Prompt: Output each line of the material exactly as it stands.

Stored data:
──────────

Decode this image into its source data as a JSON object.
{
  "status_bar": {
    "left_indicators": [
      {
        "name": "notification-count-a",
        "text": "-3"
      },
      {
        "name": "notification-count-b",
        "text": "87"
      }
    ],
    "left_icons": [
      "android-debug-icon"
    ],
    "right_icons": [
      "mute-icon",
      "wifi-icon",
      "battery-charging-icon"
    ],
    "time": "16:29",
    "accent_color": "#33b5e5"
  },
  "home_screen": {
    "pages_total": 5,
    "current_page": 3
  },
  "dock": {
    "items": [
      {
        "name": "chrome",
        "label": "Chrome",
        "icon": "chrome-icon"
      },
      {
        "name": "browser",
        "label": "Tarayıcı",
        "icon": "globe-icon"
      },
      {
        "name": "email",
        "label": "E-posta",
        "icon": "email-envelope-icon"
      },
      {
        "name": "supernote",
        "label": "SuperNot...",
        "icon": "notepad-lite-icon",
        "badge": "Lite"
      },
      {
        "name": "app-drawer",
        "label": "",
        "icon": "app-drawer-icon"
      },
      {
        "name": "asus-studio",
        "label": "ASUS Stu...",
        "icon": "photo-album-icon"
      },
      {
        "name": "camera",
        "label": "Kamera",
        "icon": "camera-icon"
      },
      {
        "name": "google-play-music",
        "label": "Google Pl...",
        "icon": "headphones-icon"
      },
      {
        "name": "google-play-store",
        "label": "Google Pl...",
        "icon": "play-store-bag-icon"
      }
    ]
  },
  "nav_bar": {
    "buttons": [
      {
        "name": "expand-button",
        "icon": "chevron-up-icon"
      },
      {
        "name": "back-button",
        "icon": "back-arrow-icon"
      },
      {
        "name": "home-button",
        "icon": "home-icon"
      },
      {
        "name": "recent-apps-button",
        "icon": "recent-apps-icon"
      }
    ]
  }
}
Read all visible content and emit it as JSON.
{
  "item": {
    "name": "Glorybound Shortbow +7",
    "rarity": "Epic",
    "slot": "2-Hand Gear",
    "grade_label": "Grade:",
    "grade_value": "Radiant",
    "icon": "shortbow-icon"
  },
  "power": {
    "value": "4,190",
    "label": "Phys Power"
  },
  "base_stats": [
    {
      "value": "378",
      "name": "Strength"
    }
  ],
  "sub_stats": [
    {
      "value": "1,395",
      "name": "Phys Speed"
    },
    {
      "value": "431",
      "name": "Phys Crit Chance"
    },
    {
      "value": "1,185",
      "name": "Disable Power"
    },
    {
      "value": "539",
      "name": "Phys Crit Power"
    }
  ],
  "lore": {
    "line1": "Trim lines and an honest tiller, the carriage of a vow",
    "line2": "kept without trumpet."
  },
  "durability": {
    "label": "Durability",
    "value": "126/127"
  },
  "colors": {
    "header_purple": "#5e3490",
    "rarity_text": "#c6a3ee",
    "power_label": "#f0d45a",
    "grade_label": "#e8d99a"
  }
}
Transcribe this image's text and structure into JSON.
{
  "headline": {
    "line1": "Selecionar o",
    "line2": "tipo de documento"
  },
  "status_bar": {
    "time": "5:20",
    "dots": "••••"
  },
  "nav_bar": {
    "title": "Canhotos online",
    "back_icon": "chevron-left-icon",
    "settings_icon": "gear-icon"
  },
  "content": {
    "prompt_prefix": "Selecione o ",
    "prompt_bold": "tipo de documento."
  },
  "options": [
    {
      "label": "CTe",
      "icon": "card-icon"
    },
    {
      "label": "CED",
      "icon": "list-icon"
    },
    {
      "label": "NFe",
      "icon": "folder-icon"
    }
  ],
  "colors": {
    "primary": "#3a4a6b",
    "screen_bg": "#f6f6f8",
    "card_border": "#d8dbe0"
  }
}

──────────

Answer to this problem:
Decode this image into its source data as a JSON object.
{
  "status_bar": {
    "left_indicators": [
      {
        "name": "notification-count-a",
        "text": "-3"
      },
      {
        "name": "notification-count-b",
        "text": "87"
      }
    ],
    "left_icons": [
      "android-debug-icon"
    ],
    "right_icons": [
      "mute-icon",
      "wifi-icon",
      "battery-charging-icon"
    ],
    "time": "16:29",
    "accent_color": "#33b5e5"
  },
  "home_screen": {
    "pages_total": 5,
    "current_page": 3
  },
  "dock": {
    "items": [
      {
        "name": "chrome",
        "label": "Chrome",
        "icon": "chrome-icon"
      },
      {
        "name": "browser",
        "label": "Tarayıcı",
        "icon": "globe-icon"
      },
      {
        "name": "email",
        "label": "E-posta",
        "icon": "email-envelope-icon"
      },
      {
        "name": "supernote",
        "label": "SuperNot...",
        "icon": "notepad-lite-icon",
        "badge": "Lite"
      },
      {
        "name": "app-drawer",
        "label": "",
        "icon": "app-drawer-icon"
      },
      {
        "name": "asus-studio",
        "label": "ASUS Stu...",
        "icon": "photo-album-icon"
      },
      {
        "name": "camera",
        "label": "Kamera",
        "icon": "camera-icon"
      },
      {
        "name": "google-play-music",
        "label": "Google Pl...",
        "icon": "headphones-icon"
      },
      {
        "name": "google-play-store",
        "label": "Google Pl...",
        "icon": "play-store-bag-icon"
      }
    ]
  },
  "nav_bar": {
    "buttons": [
      {
        "name": "expand-button",
        "icon": "chevron-up-icon"
      },
      {
        "name": "back-button",
        "icon": "back-arrow-icon"
      },
      {
        "name": "home-button",
        "icon": "home-icon"
      },
      {
        "name": "recent-apps-button",
        "icon": "recent-apps-icon"
      }
    ]
  }
}
Read all visible content and emit it as JSON.
{
  "item": {
    "name": "Glorybound Shortbow +7",
    "rarity": "Epic",
    "slot": "2-Hand Gear",
    "grade_label": "Grade:",
    "grade_value": "Radiant",
    "icon": "shortbow-icon"
  },
  "power": {
    "value": "4,190",
    "label": "Phys Power"
  },
  "base_stats": [
    {
      "value": "378",
      "name": "Strength"
    }
  ],
  "sub_stats": [
    {
      "value": "1,395",
      "name": "Phys Speed"
    },
    {
      "value": "431",
      "name": "Phys Crit Chance"
    },
    {
      "value": "1,185",
      "name": "Disable Power"
    },
    {
      "value": "539",
      "name": "Phys Crit Power"
    }
  ],
  "lore": {
    "line1": "Trim lines and an honest tiller, the carriage of a vow",
    "line2": "kept without trumpet."
  },
  "durability": {
    "label": "Durability",
    "value": "126/127"
  },
  "colors": {
    "header_purple": "#5e3490",
    "rarity_text": "#c6a3ee",
    "power_label": "#f0d45a",
    "grade_label": "#e8d99a"
  }
}
Transcribe this image's text and structure into JSON.
{
  "headline": {
    "line1": "Selecionar o",
    "line2": "tipo de documento"
  },
  "status_bar": {
    "time": "5:20",
    "dots": "••••"
  },
  "nav_bar": {
    "title": "Canhotos online",
    "back_icon": "chevron-left-icon",
    "settings_icon": "gear-icon"
  },
  "content": {
    "prompt_prefix": "Selecione o ",
    "prompt_bold": "tipo de documento."
  },
  "options": [
    {
      "label": "CTe",
      "icon": "card-icon"
    },
    {
      "label": "CED",
      "icon": "list-icon"
    },
    {
      "label": "NFe",
      "icon": "folder-icon"
    }
  ],
  "colors": {
    "primary": "#3a4a6b",
    "screen_bg": "#f6f6f8",
    "card_border": "#d8dbe0"
  }
}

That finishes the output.